- **Written instruction**
Reproduce the material exactly, omitting nothing.

- - - - - - -

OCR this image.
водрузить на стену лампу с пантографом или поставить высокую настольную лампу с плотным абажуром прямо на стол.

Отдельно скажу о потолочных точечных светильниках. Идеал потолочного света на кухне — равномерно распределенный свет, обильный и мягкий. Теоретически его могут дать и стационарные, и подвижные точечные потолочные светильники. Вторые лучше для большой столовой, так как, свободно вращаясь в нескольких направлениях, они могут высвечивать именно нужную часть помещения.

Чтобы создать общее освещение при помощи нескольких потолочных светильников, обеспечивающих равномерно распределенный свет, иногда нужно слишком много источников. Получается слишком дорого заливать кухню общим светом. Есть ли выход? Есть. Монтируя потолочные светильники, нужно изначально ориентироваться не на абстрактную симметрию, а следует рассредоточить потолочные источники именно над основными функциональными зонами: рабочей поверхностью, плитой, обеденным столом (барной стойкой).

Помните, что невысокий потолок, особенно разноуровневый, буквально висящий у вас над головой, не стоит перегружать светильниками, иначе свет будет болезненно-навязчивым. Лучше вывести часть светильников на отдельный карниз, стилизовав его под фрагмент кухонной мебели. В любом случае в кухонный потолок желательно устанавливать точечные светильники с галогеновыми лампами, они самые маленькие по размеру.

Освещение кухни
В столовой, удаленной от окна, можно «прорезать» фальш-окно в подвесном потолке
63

- - - - - - -

- **Task response**
OCR this image.
водрузить на стену лампу с пантографом или поставить высокую настольную лампу с плотным абажуром прямо на стол.

Отдельно скажу о потолочных точечных светильниках. Идеал потолочного света на кухне — равномерно распределенный свет, обильный и мягкий. Теоретически его могут дать и стационарные, и подвижные точечные потолочные светильники. Вторые лучше для большой столовой, так как, свободно вращаясь в нескольких направлениях, они могут высвечивать именно нужную часть помещения.

Чтобы создать общее освещение при помощи нескольких потолочных светильников, обеспечивающих равномерно распределенный свет, иногда нужно слишком много источников. Получается слишком дорого заливать кухню общим светом. Есть ли выход? Есть. Монтируя потолочные светильники, нужно изначально ориентироваться не на абстрактную симметрию, а следует рассредоточить потолочные источники именно над основными функциональными зонами: рабочей поверхностью, плитой, обеденным столом (барной стойкой).

Помните, что невысокий потолок, особенно разноуровневый, буквально висящий у вас над головой, не стоит перегружать светильниками, иначе свет будет болезненно-навязчивым. Лучше вывести часть светильников на отдельный карниз, стилизовав его под фрагмент кухонной мебели. В любом случае в кухонный потолок желательно устанавливать точечные светильники с галогеновыми лампами, они самые маленькие по размеру.

Освещение кухни
В столовой, удаленной от окна, можно «прорезать» фальш-окно в подвесном потолке
63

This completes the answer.